# [What is required]
Switch "cross-section" to "sectional view" wherever it occurs in the entries below, and write out the entries again with everything else unchanged.
++++ Data for this task
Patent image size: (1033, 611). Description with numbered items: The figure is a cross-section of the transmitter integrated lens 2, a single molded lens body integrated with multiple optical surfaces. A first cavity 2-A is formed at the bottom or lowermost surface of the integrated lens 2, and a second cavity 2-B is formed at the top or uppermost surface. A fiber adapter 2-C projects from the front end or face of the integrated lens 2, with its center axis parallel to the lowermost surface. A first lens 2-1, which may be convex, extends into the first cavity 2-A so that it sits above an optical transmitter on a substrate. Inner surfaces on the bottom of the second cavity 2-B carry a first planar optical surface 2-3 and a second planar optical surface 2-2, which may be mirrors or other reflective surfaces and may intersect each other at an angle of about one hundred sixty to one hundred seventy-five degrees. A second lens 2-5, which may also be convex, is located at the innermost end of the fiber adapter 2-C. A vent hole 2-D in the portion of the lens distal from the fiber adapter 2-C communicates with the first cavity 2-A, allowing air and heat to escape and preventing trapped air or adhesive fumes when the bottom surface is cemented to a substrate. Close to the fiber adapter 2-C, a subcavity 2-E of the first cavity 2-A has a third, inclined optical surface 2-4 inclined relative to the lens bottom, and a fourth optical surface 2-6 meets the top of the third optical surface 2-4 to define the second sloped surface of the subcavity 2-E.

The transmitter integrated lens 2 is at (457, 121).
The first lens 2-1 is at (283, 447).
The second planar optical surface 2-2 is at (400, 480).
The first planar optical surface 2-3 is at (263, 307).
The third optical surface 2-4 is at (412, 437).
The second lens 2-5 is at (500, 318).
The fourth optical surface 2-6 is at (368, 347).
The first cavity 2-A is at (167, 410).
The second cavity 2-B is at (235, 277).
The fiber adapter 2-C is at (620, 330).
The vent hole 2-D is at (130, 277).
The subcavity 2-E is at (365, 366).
++++++++
# [Right answer]
Patent image size: (1033, 611). Description with numbered items: The figure is a sectional view of the transmitter integrated lens 2, a single molded lens body integrated with multiple optical surfaces. A first cavity 2-A is formed at the bottom or lowermost surface of the integrated lens 2, and a second cavity 2-B is formed at the top or uppermost surface. A fiber adapter 2-C projects from the front end or face of the integrated lens 2, with its center axis parallel to the lowermost surface. A first lens 2-1, which may be convex, extends into the first cavity 2-A so that it sits above an optical transmitter on a substrate. Inner surfaces on the bottom of the second cavity 2-B carry a first planar optical surface 2-3 and a second planar optical surface 2-2, which may be mirrors or other reflective surfaces and may intersect each other at an angle of about one hundred sixty to one hundred seventy-five degrees. A second lens 2-5, which may also be convex, is located at the innermost end of the fiber adapter 2-C. A vent hole 2-D in the portion of the lens distal from the fiber adapter 2-C communicates with the first cavity 2-A, allowing air and heat to escape and preventing trapped air or adhesive fumes when the bottom surface is cemented to a substrate. Close to the fiber adapter 2-C, a subcavity 2-E of the first cavity 2-A has a third, inclined optical surface 2-4 inclined relative to the lens bottom, and a fourth optical surface 2-6 meets the top of the third optical surface 2-4 to define the second sloped surface of the subcavity 2-E.

The transmitter integrated lens 2 is at (457, 121).
The first lens 2-1 is at (283, 447).
The second planar optical surface 2-2 is at (400, 480).
The first planar optical surface 2-3 is at (263, 307).
The third optical surface 2-4 is at (412, 437).
The second lens 2-5 is at (500, 318).
The fourth optical surface 2-6 is at (368, 347).
The first cavity 2-A is at (167, 410).
The second cavity 2-B is at (235, 277).
The fiber adapter 2-C is at (620, 330).
The vent hole 2-D is at (130, 277).
The subcavity 2-E is at (365, 366).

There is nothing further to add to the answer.